_What is asked_
Select every line of the records below that contains the string "legend", and copy each one. Case counts.

Stored items from a collection
-=-=-=-=-

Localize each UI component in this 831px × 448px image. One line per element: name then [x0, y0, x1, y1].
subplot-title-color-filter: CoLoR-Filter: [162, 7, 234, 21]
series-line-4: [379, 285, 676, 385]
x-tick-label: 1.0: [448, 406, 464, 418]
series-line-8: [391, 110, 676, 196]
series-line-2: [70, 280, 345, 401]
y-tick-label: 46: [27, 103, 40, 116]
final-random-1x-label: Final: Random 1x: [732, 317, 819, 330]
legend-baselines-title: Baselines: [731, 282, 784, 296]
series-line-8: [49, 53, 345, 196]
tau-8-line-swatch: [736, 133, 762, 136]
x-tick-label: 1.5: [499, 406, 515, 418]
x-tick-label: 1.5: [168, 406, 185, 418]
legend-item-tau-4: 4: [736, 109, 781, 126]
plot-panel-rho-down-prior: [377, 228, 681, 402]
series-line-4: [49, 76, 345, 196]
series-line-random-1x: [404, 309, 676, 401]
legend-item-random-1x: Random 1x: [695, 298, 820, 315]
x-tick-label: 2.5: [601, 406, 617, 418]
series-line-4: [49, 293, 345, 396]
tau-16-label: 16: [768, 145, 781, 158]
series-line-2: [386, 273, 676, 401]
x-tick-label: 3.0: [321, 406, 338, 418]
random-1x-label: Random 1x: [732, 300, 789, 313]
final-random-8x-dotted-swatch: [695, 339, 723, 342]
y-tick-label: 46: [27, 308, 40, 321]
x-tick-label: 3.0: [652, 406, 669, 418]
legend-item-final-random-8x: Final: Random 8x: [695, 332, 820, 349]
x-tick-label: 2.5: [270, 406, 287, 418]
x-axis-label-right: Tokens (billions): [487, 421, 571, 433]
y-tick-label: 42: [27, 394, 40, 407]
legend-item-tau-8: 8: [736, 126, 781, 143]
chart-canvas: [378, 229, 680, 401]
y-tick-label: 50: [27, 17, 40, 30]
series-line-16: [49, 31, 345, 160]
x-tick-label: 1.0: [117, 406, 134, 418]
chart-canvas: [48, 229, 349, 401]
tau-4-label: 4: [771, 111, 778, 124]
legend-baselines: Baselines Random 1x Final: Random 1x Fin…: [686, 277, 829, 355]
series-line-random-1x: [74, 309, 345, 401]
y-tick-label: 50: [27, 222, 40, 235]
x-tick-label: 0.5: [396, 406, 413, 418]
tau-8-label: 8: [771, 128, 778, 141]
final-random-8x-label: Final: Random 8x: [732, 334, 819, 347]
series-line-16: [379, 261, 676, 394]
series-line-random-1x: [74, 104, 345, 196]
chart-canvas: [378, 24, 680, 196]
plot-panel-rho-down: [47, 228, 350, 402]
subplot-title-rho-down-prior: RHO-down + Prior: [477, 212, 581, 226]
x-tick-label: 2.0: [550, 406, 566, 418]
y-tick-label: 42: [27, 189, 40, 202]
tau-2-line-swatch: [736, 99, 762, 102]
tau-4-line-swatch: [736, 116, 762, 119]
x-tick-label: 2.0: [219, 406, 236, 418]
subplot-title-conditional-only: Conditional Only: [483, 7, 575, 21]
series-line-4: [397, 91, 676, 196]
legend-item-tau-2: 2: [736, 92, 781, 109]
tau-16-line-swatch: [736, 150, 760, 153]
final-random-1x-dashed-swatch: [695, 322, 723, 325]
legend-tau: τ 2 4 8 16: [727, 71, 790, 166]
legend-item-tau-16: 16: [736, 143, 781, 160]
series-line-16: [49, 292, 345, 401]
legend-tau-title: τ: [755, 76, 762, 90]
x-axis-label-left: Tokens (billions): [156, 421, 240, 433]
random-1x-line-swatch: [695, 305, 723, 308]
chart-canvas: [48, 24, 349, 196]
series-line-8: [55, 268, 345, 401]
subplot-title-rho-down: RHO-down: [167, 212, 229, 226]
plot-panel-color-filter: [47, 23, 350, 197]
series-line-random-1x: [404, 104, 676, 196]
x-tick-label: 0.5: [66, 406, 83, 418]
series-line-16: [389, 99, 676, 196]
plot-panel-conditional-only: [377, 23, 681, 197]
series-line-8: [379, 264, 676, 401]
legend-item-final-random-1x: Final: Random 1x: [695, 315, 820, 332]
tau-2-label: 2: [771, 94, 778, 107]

-=-=-=-=-

_Answer to the exercise_
legend-baselines-title: Baselines: [731, 282, 784, 296]
legend-item-tau-4: 4: [736, 109, 781, 126]
legend-item-random-1x: Random 1x: [695, 298, 820, 315]
legend-item-final-random-8x: Final: Random 8x: [695, 332, 820, 349]
legend-item-tau-8: 8: [736, 126, 781, 143]
legend-baselines: Baselines Random 1x Final: Random 1x Fin…: [686, 277, 829, 355]
legend-item-tau-2: 2: [736, 92, 781, 109]
legend-tau: τ 2 4 8 16: [727, 71, 790, 166]
legend-item-tau-16: 16: [736, 143, 781, 160]
legend-tau-title: τ: [755, 76, 762, 90]
legend-item-final-random-1x: Final: Random 1x: [695, 315, 820, 332]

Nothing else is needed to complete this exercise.